● Exercise
Skip the images and return the records below exactly.

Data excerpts
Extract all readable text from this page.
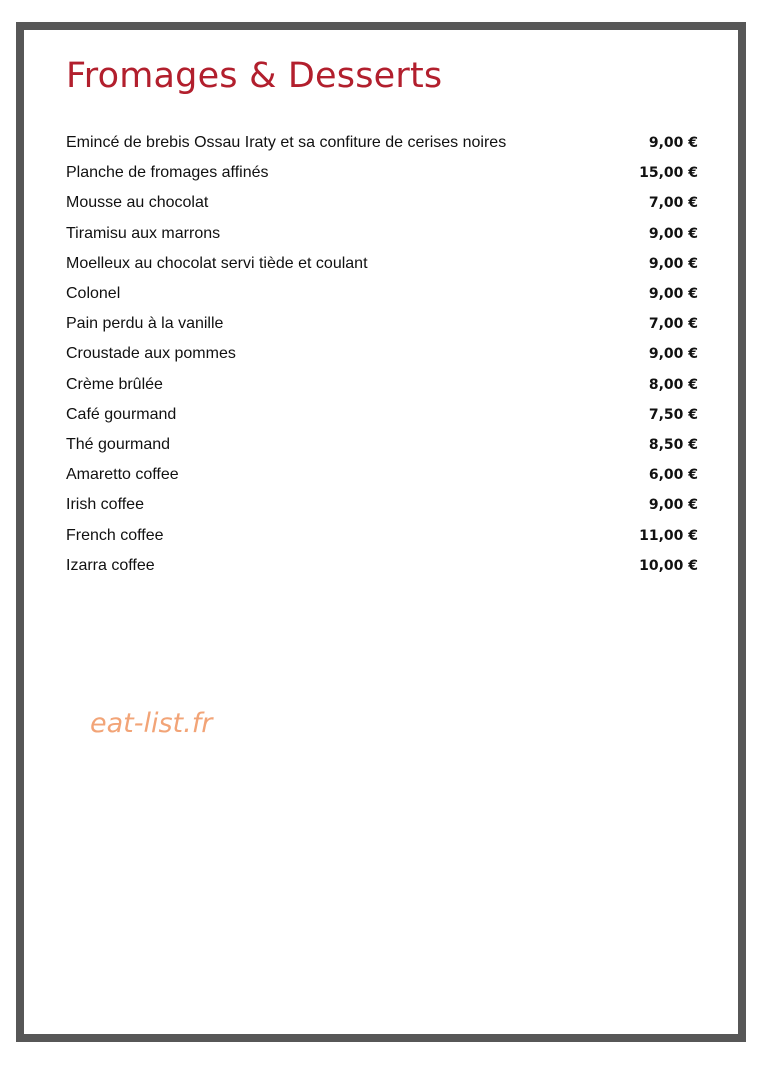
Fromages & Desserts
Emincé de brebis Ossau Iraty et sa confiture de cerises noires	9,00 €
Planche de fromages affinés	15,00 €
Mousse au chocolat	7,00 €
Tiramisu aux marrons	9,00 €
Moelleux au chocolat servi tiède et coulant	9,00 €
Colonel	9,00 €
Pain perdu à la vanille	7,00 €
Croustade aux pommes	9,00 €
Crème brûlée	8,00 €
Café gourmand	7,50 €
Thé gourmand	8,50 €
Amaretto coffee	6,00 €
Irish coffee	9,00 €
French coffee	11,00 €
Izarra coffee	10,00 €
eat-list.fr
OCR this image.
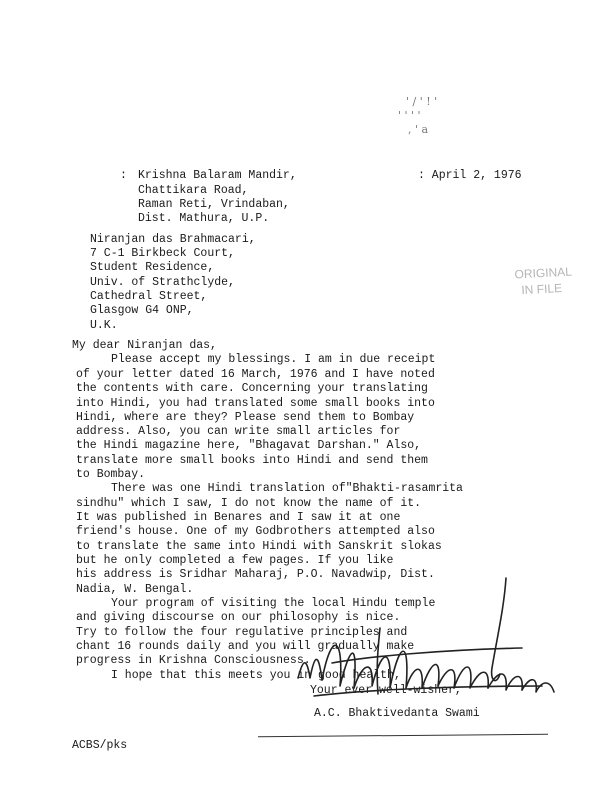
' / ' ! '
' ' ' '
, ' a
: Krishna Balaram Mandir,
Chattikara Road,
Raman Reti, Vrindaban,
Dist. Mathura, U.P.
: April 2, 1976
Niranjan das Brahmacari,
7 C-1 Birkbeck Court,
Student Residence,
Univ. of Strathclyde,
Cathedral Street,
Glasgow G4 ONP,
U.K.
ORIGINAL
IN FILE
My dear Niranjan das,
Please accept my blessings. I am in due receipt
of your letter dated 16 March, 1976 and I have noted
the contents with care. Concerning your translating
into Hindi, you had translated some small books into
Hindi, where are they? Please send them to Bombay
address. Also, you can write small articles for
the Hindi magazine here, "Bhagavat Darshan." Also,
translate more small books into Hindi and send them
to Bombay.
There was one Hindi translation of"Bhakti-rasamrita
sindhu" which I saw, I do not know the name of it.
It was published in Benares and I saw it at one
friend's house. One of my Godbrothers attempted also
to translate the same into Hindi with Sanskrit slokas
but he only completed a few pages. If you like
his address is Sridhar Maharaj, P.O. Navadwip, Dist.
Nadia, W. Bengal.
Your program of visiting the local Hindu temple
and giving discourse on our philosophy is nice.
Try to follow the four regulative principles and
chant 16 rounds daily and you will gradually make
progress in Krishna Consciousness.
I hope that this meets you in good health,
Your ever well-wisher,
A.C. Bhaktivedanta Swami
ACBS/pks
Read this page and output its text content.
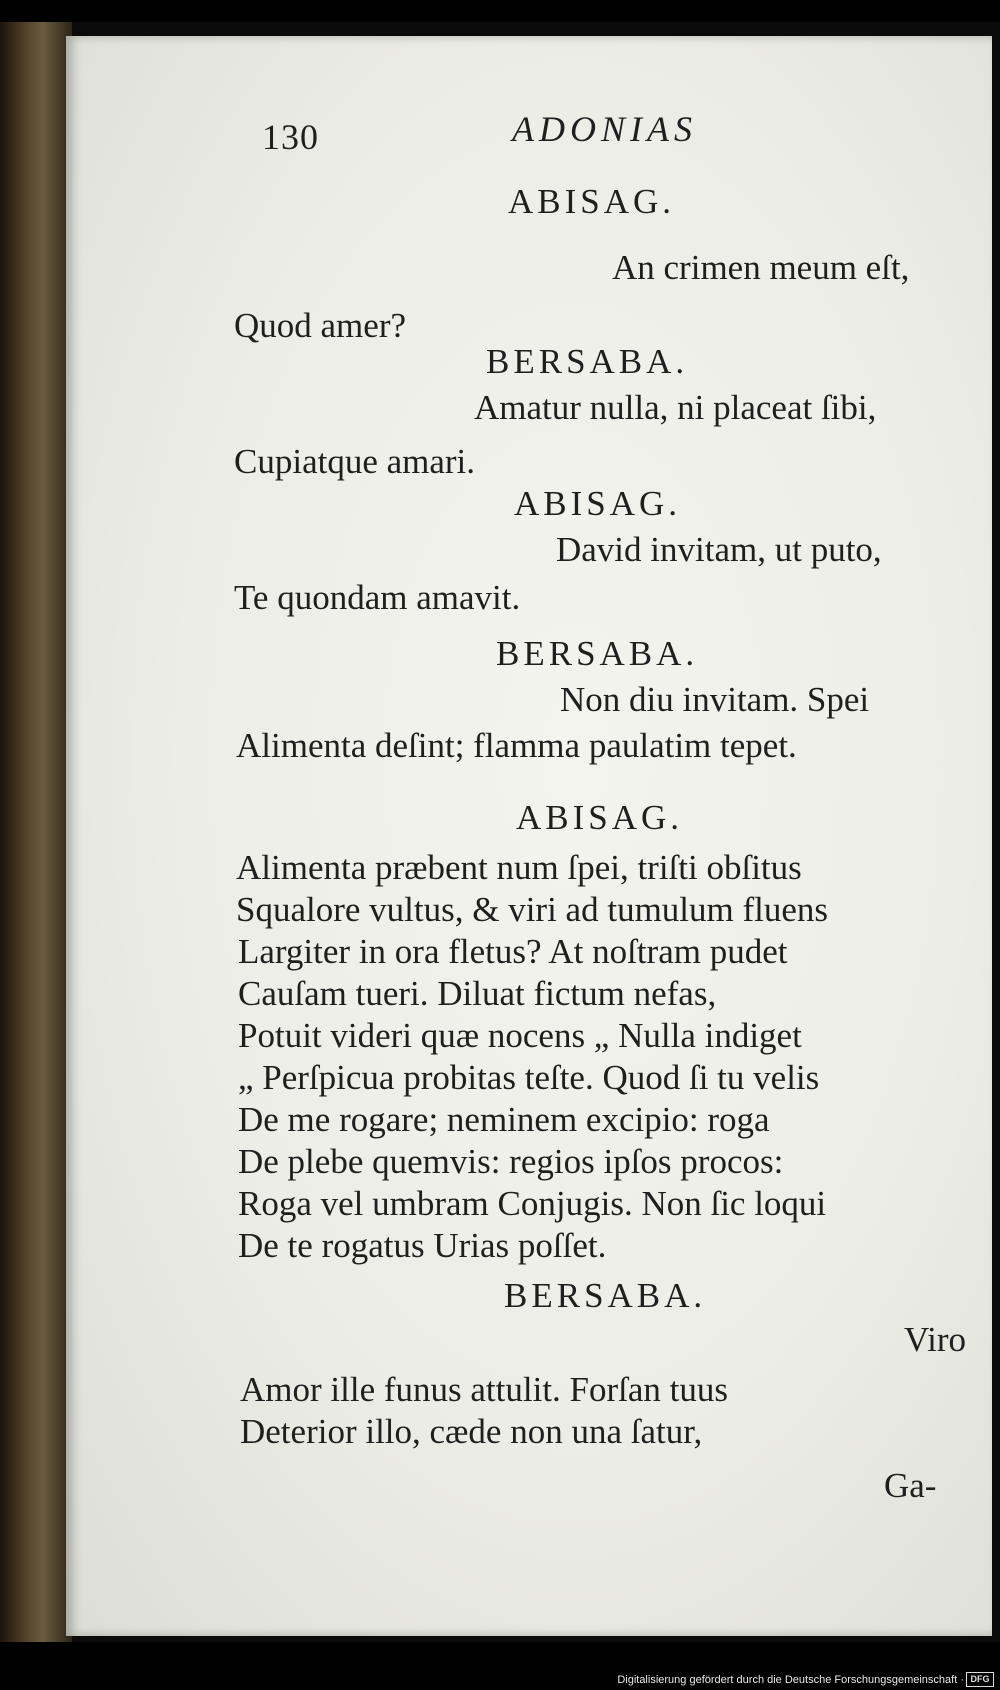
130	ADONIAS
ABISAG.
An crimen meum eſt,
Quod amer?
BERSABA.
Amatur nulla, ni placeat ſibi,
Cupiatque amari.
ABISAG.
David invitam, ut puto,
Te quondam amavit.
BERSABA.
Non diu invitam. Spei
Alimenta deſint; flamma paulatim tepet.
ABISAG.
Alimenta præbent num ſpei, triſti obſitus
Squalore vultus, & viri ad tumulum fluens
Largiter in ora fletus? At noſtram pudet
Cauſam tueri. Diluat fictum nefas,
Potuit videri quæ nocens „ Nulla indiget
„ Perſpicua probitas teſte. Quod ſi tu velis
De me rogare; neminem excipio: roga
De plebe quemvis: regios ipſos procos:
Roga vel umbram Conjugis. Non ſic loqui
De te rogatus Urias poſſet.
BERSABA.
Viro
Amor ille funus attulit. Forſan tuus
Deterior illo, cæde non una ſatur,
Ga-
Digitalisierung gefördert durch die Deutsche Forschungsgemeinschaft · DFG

● Answer to the problem
Extract all readable text from this page.
Fromages & Desserts
Emincé de brebis Ossau Iraty et sa confiture de cerises noires	9,00 €
Planche de fromages affinés	15,00 €
Mousse au chocolat	7,00 €
Tiramisu aux marrons	9,00 €
Moelleux au chocolat servi tiède et coulant	9,00 €
Colonel	9,00 €
Pain perdu à la vanille	7,00 €
Croustade aux pommes	9,00 €
Crème brûlée	8,00 €
Café gourmand	7,50 €
Thé gourmand	8,50 €
Amaretto coffee	6,00 €
Irish coffee	9,00 €
French coffee	11,00 €
Izarra coffee	10,00 €
eat-list.fr
OCR this image.
' / ' ! '
' ' ' '
, ' a
: Krishna Balaram Mandir,
Chattikara Road,
Raman Reti, Vrindaban,
Dist. Mathura, U.P.
: April 2, 1976
Niranjan das Brahmacari,
7 C-1 Birkbeck Court,
Student Residence,
Univ. of Strathclyde,
Cathedral Street,
Glasgow G4 ONP,
U.K.
ORIGINAL
IN FILE
My dear Niranjan das,
Please accept my blessings. I am in due receipt
of your letter dated 16 March, 1976 and I have noted
the contents with care. Concerning your translating
into Hindi, you had translated some small books into
Hindi, where are they? Please send them to Bombay
address. Also, you can write small articles for
the Hindi magazine here, "Bhagavat Darshan." Also,
translate more small books into Hindi and send them
to Bombay.
There was one Hindi translation of"Bhakti-rasamrita
sindhu" which I saw, I do not know the name of it.
It was published in Benares and I saw it at one
friend's house. One of my Godbrothers attempted also
to translate the same into Hindi with Sanskrit slokas
but he only completed a few pages. If you like
his address is Sridhar Maharaj, P.O. Navadwip, Dist.
Nadia, W. Bengal.
Your program of visiting the local Hindu temple
and giving discourse on our philosophy is nice.
Try to follow the four regulative principles and
chant 16 rounds daily and you will gradually make
progress in Krishna Consciousness.
I hope that this meets you in good health,
Your ever well-wisher,
A.C. Bhaktivedanta Swami
ACBS/pks
Read this page and output its text content.
130	ADONIAS
ABISAG.
An crimen meum eſt,
Quod amer?
BERSABA.
Amatur nulla, ni placeat ſibi,
Cupiatque amari.
ABISAG.
David invitam, ut puto,
Te quondam amavit.
BERSABA.
Non diu invitam. Spei
Alimenta deſint; flamma paulatim tepet.
ABISAG.
Alimenta præbent num ſpei, triſti obſitus
Squalore vultus, & viri ad tumulum fluens
Largiter in ora fletus? At noſtram pudet
Cauſam tueri. Diluat fictum nefas,
Potuit videri quæ nocens „ Nulla indiget
„ Perſpicua probitas teſte. Quod ſi tu velis
De me rogare; neminem excipio: roga
De plebe quemvis: regios ipſos procos:
Roga vel umbram Conjugis. Non ſic loqui
De te rogatus Urias poſſet.
BERSABA.
Viro
Amor ille funus attulit. Forſan tuus
Deterior illo, cæde non una ſatur,
Ga-
Digitalisierung gefördert durch die Deutsche Forschungsgemeinschaft · DFG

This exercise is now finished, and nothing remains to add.